[WHAT YOU SHOULD DO] Leave the pictures out, and retype all of the material exactly as written.

[SOURCE MATERIAL]
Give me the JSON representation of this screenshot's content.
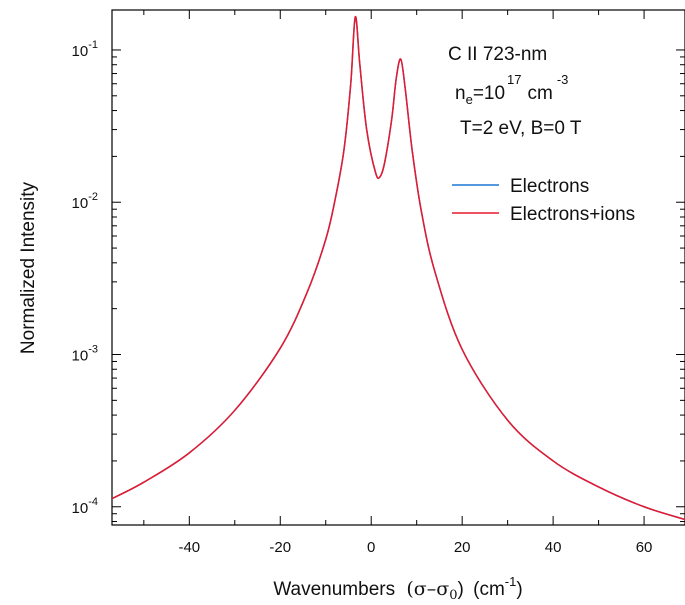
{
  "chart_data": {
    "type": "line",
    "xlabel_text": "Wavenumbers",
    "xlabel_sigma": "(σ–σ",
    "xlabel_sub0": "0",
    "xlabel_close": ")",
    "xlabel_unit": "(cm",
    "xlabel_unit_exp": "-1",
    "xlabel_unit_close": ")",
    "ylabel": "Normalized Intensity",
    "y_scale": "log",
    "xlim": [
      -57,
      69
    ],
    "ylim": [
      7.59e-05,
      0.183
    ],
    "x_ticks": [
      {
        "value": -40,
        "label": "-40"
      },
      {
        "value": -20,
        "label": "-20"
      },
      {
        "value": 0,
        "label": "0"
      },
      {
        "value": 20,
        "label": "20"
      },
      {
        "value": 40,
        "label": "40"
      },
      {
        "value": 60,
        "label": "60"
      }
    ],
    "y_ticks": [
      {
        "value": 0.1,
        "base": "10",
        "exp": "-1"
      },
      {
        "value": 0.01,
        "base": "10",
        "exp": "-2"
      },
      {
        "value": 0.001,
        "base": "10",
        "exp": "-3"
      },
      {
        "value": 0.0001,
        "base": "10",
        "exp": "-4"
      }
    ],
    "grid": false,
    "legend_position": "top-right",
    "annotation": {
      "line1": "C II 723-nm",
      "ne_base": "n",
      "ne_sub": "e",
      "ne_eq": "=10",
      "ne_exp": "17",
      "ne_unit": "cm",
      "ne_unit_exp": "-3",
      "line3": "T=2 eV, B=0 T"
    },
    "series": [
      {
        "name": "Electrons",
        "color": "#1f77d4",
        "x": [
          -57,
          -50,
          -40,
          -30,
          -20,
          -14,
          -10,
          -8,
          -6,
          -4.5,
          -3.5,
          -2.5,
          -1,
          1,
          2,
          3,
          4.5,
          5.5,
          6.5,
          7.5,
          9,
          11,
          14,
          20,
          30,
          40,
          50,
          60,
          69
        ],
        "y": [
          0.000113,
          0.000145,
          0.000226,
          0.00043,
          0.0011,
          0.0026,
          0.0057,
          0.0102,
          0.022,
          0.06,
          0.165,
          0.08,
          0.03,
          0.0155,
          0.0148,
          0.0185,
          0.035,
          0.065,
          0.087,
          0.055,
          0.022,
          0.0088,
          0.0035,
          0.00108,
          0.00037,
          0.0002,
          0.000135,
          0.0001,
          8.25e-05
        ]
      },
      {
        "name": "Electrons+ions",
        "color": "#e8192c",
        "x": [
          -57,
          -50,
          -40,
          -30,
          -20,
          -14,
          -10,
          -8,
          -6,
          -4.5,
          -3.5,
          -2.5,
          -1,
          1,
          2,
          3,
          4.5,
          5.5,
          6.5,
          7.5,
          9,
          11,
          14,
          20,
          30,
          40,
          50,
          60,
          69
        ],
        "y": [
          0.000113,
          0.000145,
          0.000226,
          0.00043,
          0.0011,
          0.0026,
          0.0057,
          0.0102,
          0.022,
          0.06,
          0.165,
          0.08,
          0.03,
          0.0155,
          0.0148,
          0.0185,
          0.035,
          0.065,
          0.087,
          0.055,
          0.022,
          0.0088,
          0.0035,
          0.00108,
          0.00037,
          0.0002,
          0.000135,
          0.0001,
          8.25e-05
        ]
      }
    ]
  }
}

[RESPONSE]
Give me the JSON representation of this screenshot's content.
{
  "chart_data": {
    "type": "line",
    "xlabel_text": "Wavenumbers",
    "xlabel_sigma": "(σ–σ",
    "xlabel_sub0": "0",
    "xlabel_close": ")",
    "xlabel_unit": "(cm",
    "xlabel_unit_exp": "-1",
    "xlabel_unit_close": ")",
    "ylabel": "Normalized Intensity",
    "y_scale": "log",
    "xlim": [
      -57,
      69
    ],
    "ylim": [
      7.59e-05,
      0.183
    ],
    "x_ticks": [
      {
        "value": -40,
        "label": "-40"
      },
      {
        "value": -20,
        "label": "-20"
      },
      {
        "value": 0,
        "label": "0"
      },
      {
        "value": 20,
        "label": "20"
      },
      {
        "value": 40,
        "label": "40"
      },
      {
        "value": 60,
        "label": "60"
      }
    ],
    "y_ticks": [
      {
        "value": 0.1,
        "base": "10",
        "exp": "-1"
      },
      {
        "value": 0.01,
        "base": "10",
        "exp": "-2"
      },
      {
        "value": 0.001,
        "base": "10",
        "exp": "-3"
      },
      {
        "value": 0.0001,
        "base": "10",
        "exp": "-4"
      }
    ],
    "grid": false,
    "legend_position": "top-right",
    "annotation": {
      "line1": "C II 723-nm",
      "ne_base": "n",
      "ne_sub": "e",
      "ne_eq": "=10",
      "ne_exp": "17",
      "ne_unit": "cm",
      "ne_unit_exp": "-3",
      "line3": "T=2 eV, B=0 T"
    },
    "series": [
      {
        "name": "Electrons",
        "color": "#1f77d4",
        "x": [
          -57,
          -50,
          -40,
          -30,
          -20,
          -14,
          -10,
          -8,
          -6,
          -4.5,
          -3.5,
          -2.5,
          -1,
          1,
          2,
          3,
          4.5,
          5.5,
          6.5,
          7.5,
          9,
          11,
          14,
          20,
          30,
          40,
          50,
          60,
          69
        ],
        "y": [
          0.000113,
          0.000145,
          0.000226,
          0.00043,
          0.0011,
          0.0026,
          0.0057,
          0.0102,
          0.022,
          0.06,
          0.165,
          0.08,
          0.03,
          0.0155,
          0.0148,
          0.0185,
          0.035,
          0.065,
          0.087,
          0.055,
          0.022,
          0.0088,
          0.0035,
          0.00108,
          0.00037,
          0.0002,
          0.000135,
          0.0001,
          8.25e-05
        ]
      },
      {
        "name": "Electrons+ions",
        "color": "#e8192c",
        "x": [
          -57,
          -50,
          -40,
          -30,
          -20,
          -14,
          -10,
          -8,
          -6,
          -4.5,
          -3.5,
          -2.5,
          -1,
          1,
          2,
          3,
          4.5,
          5.5,
          6.5,
          7.5,
          9,
          11,
          14,
          20,
          30,
          40,
          50,
          60,
          69
        ],
        "y": [
          0.000113,
          0.000145,
          0.000226,
          0.00043,
          0.0011,
          0.0026,
          0.0057,
          0.0102,
          0.022,
          0.06,
          0.165,
          0.08,
          0.03,
          0.0155,
          0.0148,
          0.0185,
          0.035,
          0.065,
          0.087,
          0.055,
          0.022,
          0.0088,
          0.0035,
          0.00108,
          0.00037,
          0.0002,
          0.000135,
          0.0001,
          8.25e-05
        ]
      }
    ]
  }
}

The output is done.